TEXT EXCERPT:
________________________________________

Memory allocators are pretty important pieces of software that are responsible for dynamically managing accessible memory. A good memory allocator is one that minimizes the time spent requesting/releasing memory while also minimizing the amount of wasted space - two goals that are actually at odds with each other. There are a good deal of mature memory allocators (dlmalloc, ptmalloc, jemalloc, tcmalloc, just to name a few), so why would you ever want to build your own?
One reason is that the aforementioned allocators are typically general use allocators. If you are developing on a specific platform (say, embedded devices), these may be way too bulky for you. A specific-purpose allocator could provide a lot of benefits. For example, if your allocation requests are all for a fixed size, your allocator probably doesn't have to worry about spending time to coalesce and split blocks. A lot of allocators do have good options for tuning, but even then, writing your own memory allocator can serve as a good learning tool!

________________________________________

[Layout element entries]
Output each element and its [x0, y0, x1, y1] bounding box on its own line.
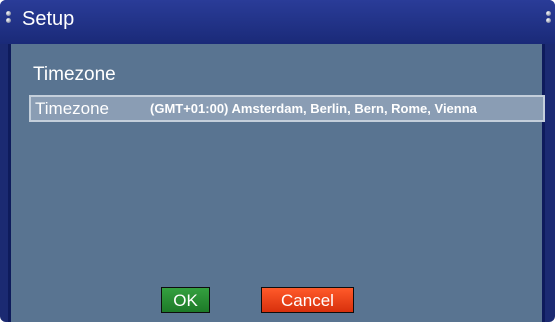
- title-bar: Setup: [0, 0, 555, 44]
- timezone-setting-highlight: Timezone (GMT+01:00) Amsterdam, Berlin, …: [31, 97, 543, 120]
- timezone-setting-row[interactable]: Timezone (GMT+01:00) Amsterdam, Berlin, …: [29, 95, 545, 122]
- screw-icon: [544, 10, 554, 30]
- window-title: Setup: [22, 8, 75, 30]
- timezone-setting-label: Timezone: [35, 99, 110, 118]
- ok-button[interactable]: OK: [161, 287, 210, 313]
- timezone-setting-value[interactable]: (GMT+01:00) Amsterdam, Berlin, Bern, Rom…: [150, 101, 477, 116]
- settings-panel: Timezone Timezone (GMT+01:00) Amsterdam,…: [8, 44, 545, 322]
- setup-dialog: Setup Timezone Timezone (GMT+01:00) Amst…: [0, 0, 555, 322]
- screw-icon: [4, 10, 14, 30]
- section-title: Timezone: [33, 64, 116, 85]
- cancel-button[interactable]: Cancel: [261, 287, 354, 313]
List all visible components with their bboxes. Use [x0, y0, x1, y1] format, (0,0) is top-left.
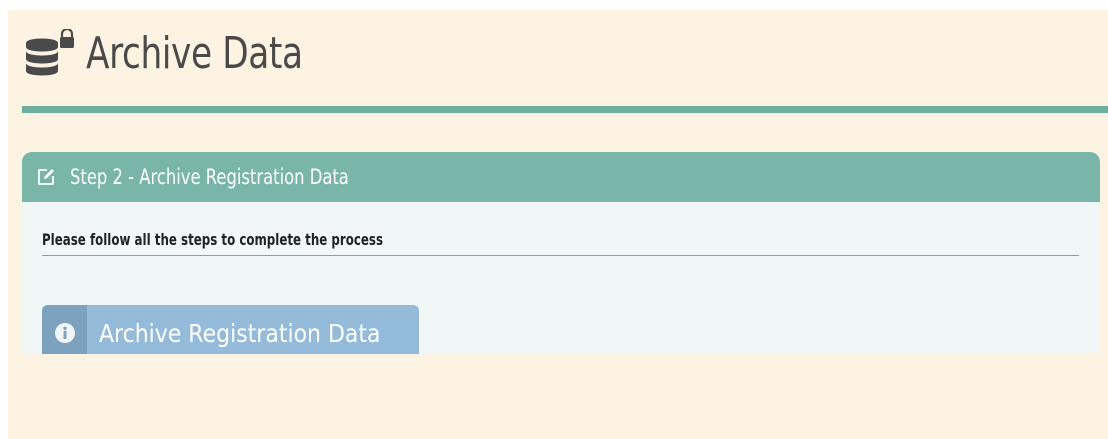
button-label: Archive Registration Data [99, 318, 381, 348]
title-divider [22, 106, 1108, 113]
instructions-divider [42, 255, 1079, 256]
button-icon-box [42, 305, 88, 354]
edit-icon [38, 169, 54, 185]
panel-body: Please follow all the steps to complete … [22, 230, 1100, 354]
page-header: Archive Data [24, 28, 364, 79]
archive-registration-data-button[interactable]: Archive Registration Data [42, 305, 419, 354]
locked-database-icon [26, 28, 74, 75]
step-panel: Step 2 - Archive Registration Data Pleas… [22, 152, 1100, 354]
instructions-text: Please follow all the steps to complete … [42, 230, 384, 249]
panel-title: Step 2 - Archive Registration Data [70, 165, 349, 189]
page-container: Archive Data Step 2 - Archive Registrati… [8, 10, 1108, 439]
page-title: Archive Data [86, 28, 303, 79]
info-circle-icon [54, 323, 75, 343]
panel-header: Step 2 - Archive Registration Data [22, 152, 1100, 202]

________________________________________

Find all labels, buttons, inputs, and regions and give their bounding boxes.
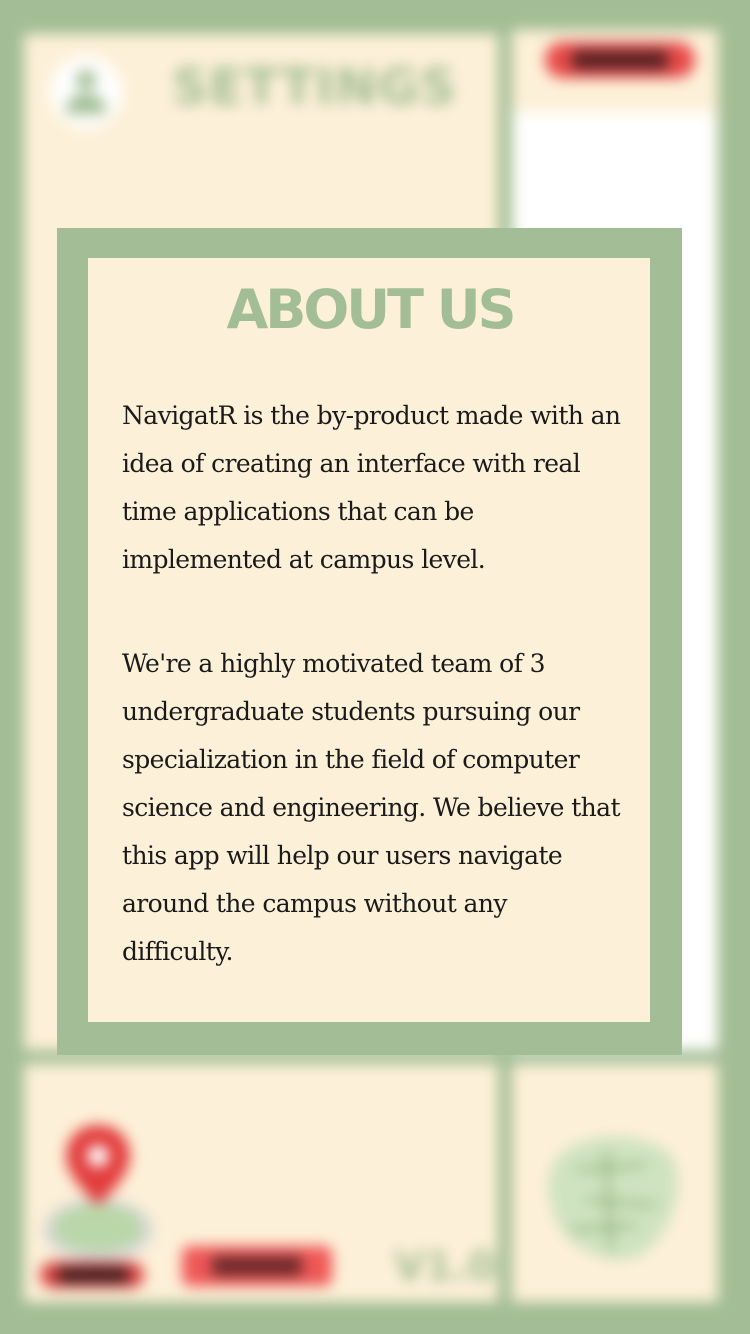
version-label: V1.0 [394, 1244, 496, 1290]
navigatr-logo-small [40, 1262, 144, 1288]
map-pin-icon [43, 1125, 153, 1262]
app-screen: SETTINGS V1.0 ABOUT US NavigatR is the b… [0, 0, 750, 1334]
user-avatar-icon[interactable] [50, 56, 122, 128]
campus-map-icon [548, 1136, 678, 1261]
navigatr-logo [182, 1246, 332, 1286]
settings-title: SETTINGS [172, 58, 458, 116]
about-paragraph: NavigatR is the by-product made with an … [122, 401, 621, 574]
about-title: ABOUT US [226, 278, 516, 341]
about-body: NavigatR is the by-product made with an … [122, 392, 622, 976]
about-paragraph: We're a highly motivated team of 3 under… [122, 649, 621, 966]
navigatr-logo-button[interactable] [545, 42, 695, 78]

________________________________________

DIRECTION:
Decide whether each statement agrees with the memory allocator passage, answering yes or no and quoting the deciding words: 1. Minimizing time spent requesting and releasing memory conflicts with minimizing wasted space. 2. General use allocators suit embedded devices well. 3. An allocator whose requests are all for a fixed size probably has to spend time coalescing and splitting blocks.

SOLUTION TO THIS EXERCISE:
1. Yes: "two goals that are actually at odds with each other"
2. No: "If you are developing on a specific platform (say, embedded devices), these may be way too bulky for you."
3. No: "your allocator probably doesn't have to worry about spending time to coalesce and split blocks"